(Items listed in a dataset)
-- -- --

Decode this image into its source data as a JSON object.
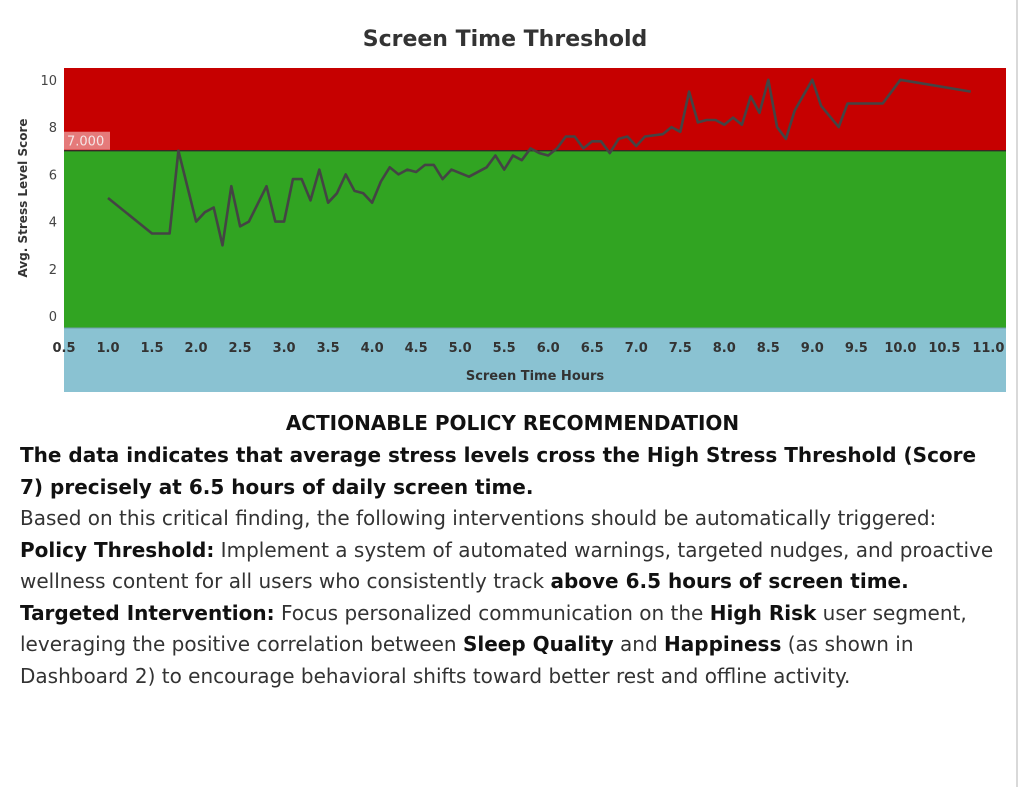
{
  "chart_data": {
    "type": "line",
    "title": "Screen Time Threshold",
    "xlabel": "Screen Time Hours",
    "ylabel": "Avg. Stress Level Score",
    "xlim": [
      0.5,
      11.2
    ],
    "ylim": [
      -0.5,
      10.5
    ],
    "x_ticks": [
      "0.5",
      "1.0",
      "1.5",
      "2.0",
      "2.5",
      "3.0",
      "3.5",
      "4.0",
      "4.5",
      "5.0",
      "5.5",
      "6.0",
      "6.5",
      "7.0",
      "7.5",
      "8.0",
      "8.5",
      "9.0",
      "9.5",
      "10.0",
      "10.5",
      "11.0"
    ],
    "y_ticks": [
      "0",
      "2",
      "4",
      "6",
      "8",
      "10"
    ],
    "reference_line": {
      "value": 7,
      "label": "7.000"
    },
    "bands": [
      {
        "name": "high",
        "from": 7,
        "to": 10.5,
        "color": "#c60000"
      },
      {
        "name": "low",
        "from": -0.5,
        "to": 7,
        "color": "#31a422"
      }
    ],
    "grid": false,
    "line_color": "#444444",
    "points": [
      [
        1.0,
        5.0
      ],
      [
        1.5,
        3.5
      ],
      [
        1.7,
        3.5
      ],
      [
        1.8,
        7.0
      ],
      [
        2.0,
        4.0
      ],
      [
        2.1,
        4.4
      ],
      [
        2.2,
        4.6
      ],
      [
        2.3,
        3.0
      ],
      [
        2.4,
        5.5
      ],
      [
        2.5,
        3.8
      ],
      [
        2.6,
        4.0
      ],
      [
        2.8,
        5.5
      ],
      [
        2.9,
        4.0
      ],
      [
        3.0,
        4.0
      ],
      [
        3.1,
        5.8
      ],
      [
        3.2,
        5.8
      ],
      [
        3.3,
        4.9
      ],
      [
        3.4,
        6.2
      ],
      [
        3.5,
        4.8
      ],
      [
        3.6,
        5.2
      ],
      [
        3.7,
        6.0
      ],
      [
        3.8,
        5.3
      ],
      [
        3.9,
        5.2
      ],
      [
        4.0,
        4.8
      ],
      [
        4.1,
        5.7
      ],
      [
        4.2,
        6.3
      ],
      [
        4.3,
        6.0
      ],
      [
        4.4,
        6.2
      ],
      [
        4.5,
        6.1
      ],
      [
        4.6,
        6.4
      ],
      [
        4.7,
        6.4
      ],
      [
        4.8,
        5.8
      ],
      [
        4.9,
        6.2
      ],
      [
        5.1,
        5.9
      ],
      [
        5.3,
        6.3
      ],
      [
        5.4,
        6.8
      ],
      [
        5.5,
        6.2
      ],
      [
        5.6,
        6.8
      ],
      [
        5.7,
        6.6
      ],
      [
        5.8,
        7.1
      ],
      [
        5.9,
        6.9
      ],
      [
        6.0,
        6.8
      ],
      [
        6.1,
        7.1
      ],
      [
        6.2,
        7.6
      ],
      [
        6.3,
        7.6
      ],
      [
        6.4,
        7.1
      ],
      [
        6.5,
        7.4
      ],
      [
        6.6,
        7.4
      ],
      [
        6.7,
        6.9
      ],
      [
        6.8,
        7.5
      ],
      [
        6.9,
        7.6
      ],
      [
        7.0,
        7.2
      ],
      [
        7.1,
        7.6
      ],
      [
        7.3,
        7.7
      ],
      [
        7.4,
        8.0
      ],
      [
        7.5,
        7.8
      ],
      [
        7.6,
        9.5
      ],
      [
        7.7,
        8.2
      ],
      [
        7.8,
        8.3
      ],
      [
        7.9,
        8.3
      ],
      [
        8.0,
        8.1
      ],
      [
        8.1,
        8.4
      ],
      [
        8.2,
        8.1
      ],
      [
        8.3,
        9.3
      ],
      [
        8.4,
        8.6
      ],
      [
        8.5,
        10.0
      ],
      [
        8.6,
        8.0
      ],
      [
        8.7,
        7.5
      ],
      [
        8.8,
        8.7
      ],
      [
        9.0,
        10.0
      ],
      [
        9.1,
        8.9
      ],
      [
        9.3,
        8.0
      ],
      [
        9.4,
        9.0
      ],
      [
        9.8,
        9.0
      ],
      [
        10.0,
        10.0
      ],
      [
        10.8,
        9.5
      ]
    ]
  },
  "policy": {
    "heading": "ACTIONABLE POLICY RECOMMENDATION",
    "lead": "The data indicates that average stress levels cross the High Stress Threshold (Score 7) precisely at 6.5 hours of daily screen time.",
    "intro": "Based on this critical finding, the following interventions should be automatically triggered:",
    "threshold": {
      "label": "Policy Threshold:",
      "text": " Implement a system of automated warnings, targeted nudges, and proactive wellness content for all users who consistently track ",
      "emphasis": "above 6.5 hours of screen time."
    },
    "intervention": {
      "label": "Targeted Intervention:",
      "text1": " Focus personalized communication on the ",
      "em1": "High Risk",
      "text2": " user segment, leveraging the positive correlation between ",
      "em2": "Sleep Quality",
      "text3": " and ",
      "em3": "Happiness",
      "text4": " (as shown in Dashboard 2) to encourage behavioral shifts toward better rest and offline activity."
    }
  }
}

-- -- --

◆ TASK OBJECTIVE: Give the entries again word for word, but skip the pictures.

◆ ANSWER TO THE EXERCISE:
Decode this image into its source data as a JSON object.
{
  "chart_data": {
    "type": "line",
    "title": "Screen Time Threshold",
    "xlabel": "Screen Time Hours",
    "ylabel": "Avg. Stress Level Score",
    "xlim": [
      0.5,
      11.2
    ],
    "ylim": [
      -0.5,
      10.5
    ],
    "x_ticks": [
      "0.5",
      "1.0",
      "1.5",
      "2.0",
      "2.5",
      "3.0",
      "3.5",
      "4.0",
      "4.5",
      "5.0",
      "5.5",
      "6.0",
      "6.5",
      "7.0",
      "7.5",
      "8.0",
      "8.5",
      "9.0",
      "9.5",
      "10.0",
      "10.5",
      "11.0"
    ],
    "y_ticks": [
      "0",
      "2",
      "4",
      "6",
      "8",
      "10"
    ],
    "reference_line": {
      "value": 7,
      "label": "7.000"
    },
    "bands": [
      {
        "name": "high",
        "from": 7,
        "to": 10.5,
        "color": "#c60000"
      },
      {
        "name": "low",
        "from": -0.5,
        "to": 7,
        "color": "#31a422"
      }
    ],
    "grid": false,
    "line_color": "#444444",
    "points": [
      [
        1.0,
        5.0
      ],
      [
        1.5,
        3.5
      ],
      [
        1.7,
        3.5
      ],
      [
        1.8,
        7.0
      ],
      [
        2.0,
        4.0
      ],
      [
        2.1,
        4.4
      ],
      [
        2.2,
        4.6
      ],
      [
        2.3,
        3.0
      ],
      [
        2.4,
        5.5
      ],
      [
        2.5,
        3.8
      ],
      [
        2.6,
        4.0
      ],
      [
        2.8,
        5.5
      ],
      [
        2.9,
        4.0
      ],
      [
        3.0,
        4.0
      ],
      [
        3.1,
        5.8
      ],
      [
        3.2,
        5.8
      ],
      [
        3.3,
        4.9
      ],
      [
        3.4,
        6.2
      ],
      [
        3.5,
        4.8
      ],
      [
        3.6,
        5.2
      ],
      [
        3.7,
        6.0
      ],
      [
        3.8,
        5.3
      ],
      [
        3.9,
        5.2
      ],
      [
        4.0,
        4.8
      ],
      [
        4.1,
        5.7
      ],
      [
        4.2,
        6.3
      ],
      [
        4.3,
        6.0
      ],
      [
        4.4,
        6.2
      ],
      [
        4.5,
        6.1
      ],
      [
        4.6,
        6.4
      ],
      [
        4.7,
        6.4
      ],
      [
        4.8,
        5.8
      ],
      [
        4.9,
        6.2
      ],
      [
        5.1,
        5.9
      ],
      [
        5.3,
        6.3
      ],
      [
        5.4,
        6.8
      ],
      [
        5.5,
        6.2
      ],
      [
        5.6,
        6.8
      ],
      [
        5.7,
        6.6
      ],
      [
        5.8,
        7.1
      ],
      [
        5.9,
        6.9
      ],
      [
        6.0,
        6.8
      ],
      [
        6.1,
        7.1
      ],
      [
        6.2,
        7.6
      ],
      [
        6.3,
        7.6
      ],
      [
        6.4,
        7.1
      ],
      [
        6.5,
        7.4
      ],
      [
        6.6,
        7.4
      ],
      [
        6.7,
        6.9
      ],
      [
        6.8,
        7.5
      ],
      [
        6.9,
        7.6
      ],
      [
        7.0,
        7.2
      ],
      [
        7.1,
        7.6
      ],
      [
        7.3,
        7.7
      ],
      [
        7.4,
        8.0
      ],
      [
        7.5,
        7.8
      ],
      [
        7.6,
        9.5
      ],
      [
        7.7,
        8.2
      ],
      [
        7.8,
        8.3
      ],
      [
        7.9,
        8.3
      ],
      [
        8.0,
        8.1
      ],
      [
        8.1,
        8.4
      ],
      [
        8.2,
        8.1
      ],
      [
        8.3,
        9.3
      ],
      [
        8.4,
        8.6
      ],
      [
        8.5,
        10.0
      ],
      [
        8.6,
        8.0
      ],
      [
        8.7,
        7.5
      ],
      [
        8.8,
        8.7
      ],
      [
        9.0,
        10.0
      ],
      [
        9.1,
        8.9
      ],
      [
        9.3,
        8.0
      ],
      [
        9.4,
        9.0
      ],
      [
        9.8,
        9.0
      ],
      [
        10.0,
        10.0
      ],
      [
        10.8,
        9.5
      ]
    ]
  },
  "policy": {
    "heading": "ACTIONABLE POLICY RECOMMENDATION",
    "lead": "The data indicates that average stress levels cross the High Stress Threshold (Score 7) precisely at 6.5 hours of daily screen time.",
    "intro": "Based on this critical finding, the following interventions should be automatically triggered:",
    "threshold": {
      "label": "Policy Threshold:",
      "text": " Implement a system of automated warnings, targeted nudges, and proactive wellness content for all users who consistently track ",
      "emphasis": "above 6.5 hours of screen time."
    },
    "intervention": {
      "label": "Targeted Intervention:",
      "text1": " Focus personalized communication on the ",
      "em1": "High Risk",
      "text2": " user segment, leveraging the positive correlation between ",
      "em2": "Sleep Quality",
      "text3": " and ",
      "em3": "Happiness",
      "text4": " (as shown in Dashboard 2) to encourage behavioral shifts toward better rest and offline activity."
    }
  }
}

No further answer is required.